**Problem statement**
Give the data a second time, exactly and in full.

Entries taken from a collection
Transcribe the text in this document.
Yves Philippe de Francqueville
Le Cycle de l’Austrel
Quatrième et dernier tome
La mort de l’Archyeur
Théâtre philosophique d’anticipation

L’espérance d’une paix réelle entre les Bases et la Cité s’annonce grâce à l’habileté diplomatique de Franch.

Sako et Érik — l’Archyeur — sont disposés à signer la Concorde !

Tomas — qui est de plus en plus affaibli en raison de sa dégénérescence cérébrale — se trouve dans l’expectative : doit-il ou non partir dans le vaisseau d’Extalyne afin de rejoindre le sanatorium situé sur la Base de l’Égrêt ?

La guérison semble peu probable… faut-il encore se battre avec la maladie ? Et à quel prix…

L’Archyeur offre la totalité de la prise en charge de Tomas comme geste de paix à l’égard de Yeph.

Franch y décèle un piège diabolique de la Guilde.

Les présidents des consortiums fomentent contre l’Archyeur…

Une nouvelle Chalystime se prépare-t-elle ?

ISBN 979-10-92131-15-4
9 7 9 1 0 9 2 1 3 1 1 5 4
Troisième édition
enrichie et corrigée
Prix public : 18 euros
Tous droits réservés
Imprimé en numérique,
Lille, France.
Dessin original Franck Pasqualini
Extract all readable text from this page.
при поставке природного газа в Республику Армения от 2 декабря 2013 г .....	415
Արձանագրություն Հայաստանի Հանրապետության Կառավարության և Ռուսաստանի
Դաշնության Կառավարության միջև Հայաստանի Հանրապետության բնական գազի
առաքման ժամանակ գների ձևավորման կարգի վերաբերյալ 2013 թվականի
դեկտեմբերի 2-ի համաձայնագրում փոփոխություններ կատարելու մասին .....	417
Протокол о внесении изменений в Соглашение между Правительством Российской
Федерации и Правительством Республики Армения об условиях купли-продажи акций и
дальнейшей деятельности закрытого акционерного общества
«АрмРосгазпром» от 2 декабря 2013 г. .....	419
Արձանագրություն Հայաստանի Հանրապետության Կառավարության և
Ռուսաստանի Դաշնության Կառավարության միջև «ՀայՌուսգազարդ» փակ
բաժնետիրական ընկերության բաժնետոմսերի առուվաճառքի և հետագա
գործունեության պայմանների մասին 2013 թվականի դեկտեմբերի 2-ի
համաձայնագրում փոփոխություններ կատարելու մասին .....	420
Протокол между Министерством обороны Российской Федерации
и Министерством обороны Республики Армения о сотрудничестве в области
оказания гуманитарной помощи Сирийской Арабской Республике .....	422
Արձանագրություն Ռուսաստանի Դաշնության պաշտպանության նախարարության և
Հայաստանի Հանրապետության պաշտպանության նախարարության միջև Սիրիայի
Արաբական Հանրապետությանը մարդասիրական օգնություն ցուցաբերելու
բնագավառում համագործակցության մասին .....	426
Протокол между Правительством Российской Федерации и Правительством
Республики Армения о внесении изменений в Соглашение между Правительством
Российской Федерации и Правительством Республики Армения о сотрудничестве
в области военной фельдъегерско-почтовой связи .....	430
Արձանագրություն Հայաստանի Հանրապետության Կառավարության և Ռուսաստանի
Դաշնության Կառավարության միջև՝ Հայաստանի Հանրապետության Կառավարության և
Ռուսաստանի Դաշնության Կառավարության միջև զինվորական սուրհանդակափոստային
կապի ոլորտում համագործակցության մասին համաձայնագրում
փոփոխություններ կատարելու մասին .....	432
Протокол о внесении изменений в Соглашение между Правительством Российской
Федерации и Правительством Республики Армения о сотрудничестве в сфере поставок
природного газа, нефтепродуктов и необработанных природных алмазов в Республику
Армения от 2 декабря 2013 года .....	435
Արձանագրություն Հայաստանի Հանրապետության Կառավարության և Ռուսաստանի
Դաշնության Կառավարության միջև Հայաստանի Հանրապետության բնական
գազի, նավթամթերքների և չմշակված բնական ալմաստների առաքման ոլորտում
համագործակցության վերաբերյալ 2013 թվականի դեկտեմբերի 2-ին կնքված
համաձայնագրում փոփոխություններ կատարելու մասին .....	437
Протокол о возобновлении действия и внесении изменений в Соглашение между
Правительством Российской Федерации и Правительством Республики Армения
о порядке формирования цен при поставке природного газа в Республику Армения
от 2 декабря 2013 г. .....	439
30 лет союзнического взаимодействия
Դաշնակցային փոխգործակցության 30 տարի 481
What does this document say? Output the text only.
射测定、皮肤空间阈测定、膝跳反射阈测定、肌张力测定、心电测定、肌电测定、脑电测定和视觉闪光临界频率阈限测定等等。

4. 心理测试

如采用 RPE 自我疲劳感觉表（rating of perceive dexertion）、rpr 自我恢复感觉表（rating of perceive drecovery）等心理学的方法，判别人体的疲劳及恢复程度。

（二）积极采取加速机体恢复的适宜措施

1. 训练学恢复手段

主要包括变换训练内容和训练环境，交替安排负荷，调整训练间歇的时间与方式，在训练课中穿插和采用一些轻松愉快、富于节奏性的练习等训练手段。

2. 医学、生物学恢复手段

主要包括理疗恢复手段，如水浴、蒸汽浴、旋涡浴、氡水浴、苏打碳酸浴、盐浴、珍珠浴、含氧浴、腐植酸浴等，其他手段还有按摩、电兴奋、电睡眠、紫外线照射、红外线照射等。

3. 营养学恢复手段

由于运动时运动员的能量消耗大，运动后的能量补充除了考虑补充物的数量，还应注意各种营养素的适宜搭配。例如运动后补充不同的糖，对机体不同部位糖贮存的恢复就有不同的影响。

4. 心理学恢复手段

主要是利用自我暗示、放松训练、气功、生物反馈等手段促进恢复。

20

**Exercise output**
Transcribe the text in this document.
Yves Philippe de Francqueville
Le Cycle de l’Austrel
Quatrième et dernier tome
La mort de l’Archyeur
Théâtre philosophique d’anticipation

L’espérance d’une paix réelle entre les Bases et la Cité s’annonce grâce à l’habileté diplomatique de Franch.

Sako et Érik — l’Archyeur — sont disposés à signer la Concorde !

Tomas — qui est de plus en plus affaibli en raison de sa dégénérescence cérébrale — se trouve dans l’expectative : doit-il ou non partir dans le vaisseau d’Extalyne afin de rejoindre le sanatorium situé sur la Base de l’Égrêt ?

La guérison semble peu probable… faut-il encore se battre avec la maladie ? Et à quel prix…

L’Archyeur offre la totalité de la prise en charge de Tomas comme geste de paix à l’égard de Yeph.

Franch y décèle un piège diabolique de la Guilde.

Les présidents des consortiums fomentent contre l’Archyeur…

Une nouvelle Chalystime se prépare-t-elle ?

ISBN 979-10-92131-15-4
9 7 9 1 0 9 2 1 3 1 1 5 4
Troisième édition
enrichie et corrigée
Prix public : 18 euros
Tous droits réservés
Imprimé en numérique,
Lille, France.
Dessin original Franck Pasqualini
Extract all readable text from this page.
при поставке природного газа в Республику Армения от 2 декабря 2013 г .....	415
Արձանագրություն Հայաստանի Հանրապետության Կառավարության և Ռուսաստանի
Դաշնության Կառավարության միջև Հայաստանի Հանրապետության բնական գազի
առաքման ժամանակ գների ձևավորման կարգի վերաբերյալ 2013 թվականի
դեկտեմբերի 2-ի համաձայնագրում փոփոխություններ կատարելու մասին .....	417
Протокол о внесении изменений в Соглашение между Правительством Российской
Федерации и Правительством Республики Армения об условиях купли-продажи акций и
дальнейшей деятельности закрытого акционерного общества
«АрмРосгазпром» от 2 декабря 2013 г. .....	419
Արձանագրություն Հայաստանի Հանրապետության Կառավարության և
Ռուսաստանի Դաշնության Կառավարության միջև «ՀայՌուսգազարդ» փակ
բաժնետիրական ընկերության բաժնետոմսերի առուվաճառքի և հետագա
գործունեության պայմանների մասին 2013 թվականի դեկտեմբերի 2-ի
համաձայնագրում փոփոխություններ կատարելու մասին .....	420
Протокол между Министерством обороны Российской Федерации
и Министерством обороны Республики Армения о сотрудничестве в области
оказания гуманитарной помощи Сирийской Арабской Республике .....	422
Արձանագրություն Ռուսաստանի Դաշնության պաշտպանության նախարարության և
Հայաստանի Հանրապետության պաշտպանության նախարարության միջև Սիրիայի
Արաբական Հանրապետությանը մարդասիրական օգնություն ցուցաբերելու
բնագավառում համագործակցության մասին .....	426
Протокол между Правительством Российской Федерации и Правительством
Республики Армения о внесении изменений в Соглашение между Правительством
Российской Федерации и Правительством Республики Армения о сотрудничестве
в области военной фельдъегерско-почтовой связи .....	430
Արձանագրություն Հայաստանի Հանրապետության Կառավարության և Ռուսաստանի
Դաշնության Կառավարության միջև՝ Հայաստանի Հանրապետության Կառավարության և
Ռուսաստանի Դաշնության Կառավարության միջև զինվորական սուրհանդակափոստային
կապի ոլորտում համագործակցության մասին համաձայնագրում
փոփոխություններ կատարելու մասին .....	432
Протокол о внесении изменений в Соглашение между Правительством Российской
Федерации и Правительством Республики Армения о сотрудничестве в сфере поставок
природного газа, нефтепродуктов и необработанных природных алмазов в Республику
Армения от 2 декабря 2013 года .....	435
Արձանագրություն Հայաստանի Հանրապետության Կառավարության և Ռուսաստանի
Դաշնության Կառավարության միջև Հայաստանի Հանրապետության բնական
գազի, նավթամթերքների և չմշակված բնական ալմաստների առաքման ոլորտում
համագործակցության վերաբերյալ 2013 թվականի դեկտեմբերի 2-ին կնքված
համաձայնագրում փոփոխություններ կատարելու մասին .....	437
Протокол о возобновлении действия и внесении изменений в Соглашение между
Правительством Российской Федерации и Правительством Республики Армения
о порядке формирования цен при поставке природного газа в Республику Армения
от 2 декабря 2013 г. .....	439
30 лет союзнического взаимодействия
Դաշնակցային փոխգործակցության 30 տարի 481
What does this document say? Output the text only.
射测定、皮肤空间阈测定、膝跳反射阈测定、肌张力测定、心电测定、肌电测定、脑电测定和视觉闪光临界频率阈限测定等等。

4. 心理测试

如采用 RPE 自我疲劳感觉表（rating of perceive dexertion）、rpr 自我恢复感觉表（rating of perceive drecovery）等心理学的方法，判别人体的疲劳及恢复程度。

（二）积极采取加速机体恢复的适宜措施

1. 训练学恢复手段

主要包括变换训练内容和训练环境，交替安排负荷，调整训练间歇的时间与方式，在训练课中穿插和采用一些轻松愉快、富于节奏性的练习等训练手段。

2. 医学、生物学恢复手段

主要包括理疗恢复手段，如水浴、蒸汽浴、旋涡浴、氡水浴、苏打碳酸浴、盐浴、珍珠浴、含氧浴、腐植酸浴等，其他手段还有按摩、电兴奋、电睡眠、紫外线照射、红外线照射等。

3. 营养学恢复手段

由于运动时运动员的能量消耗大，运动后的能量补充除了考虑补充物的数量，还应注意各种营养素的适宜搭配。例如运动后补充不同的糖，对机体不同部位糖贮存的恢复就有不同的影响。

4. 心理学恢复手段

主要是利用自我暗示、放松训练、气功、生物反馈等手段促进恢复。

20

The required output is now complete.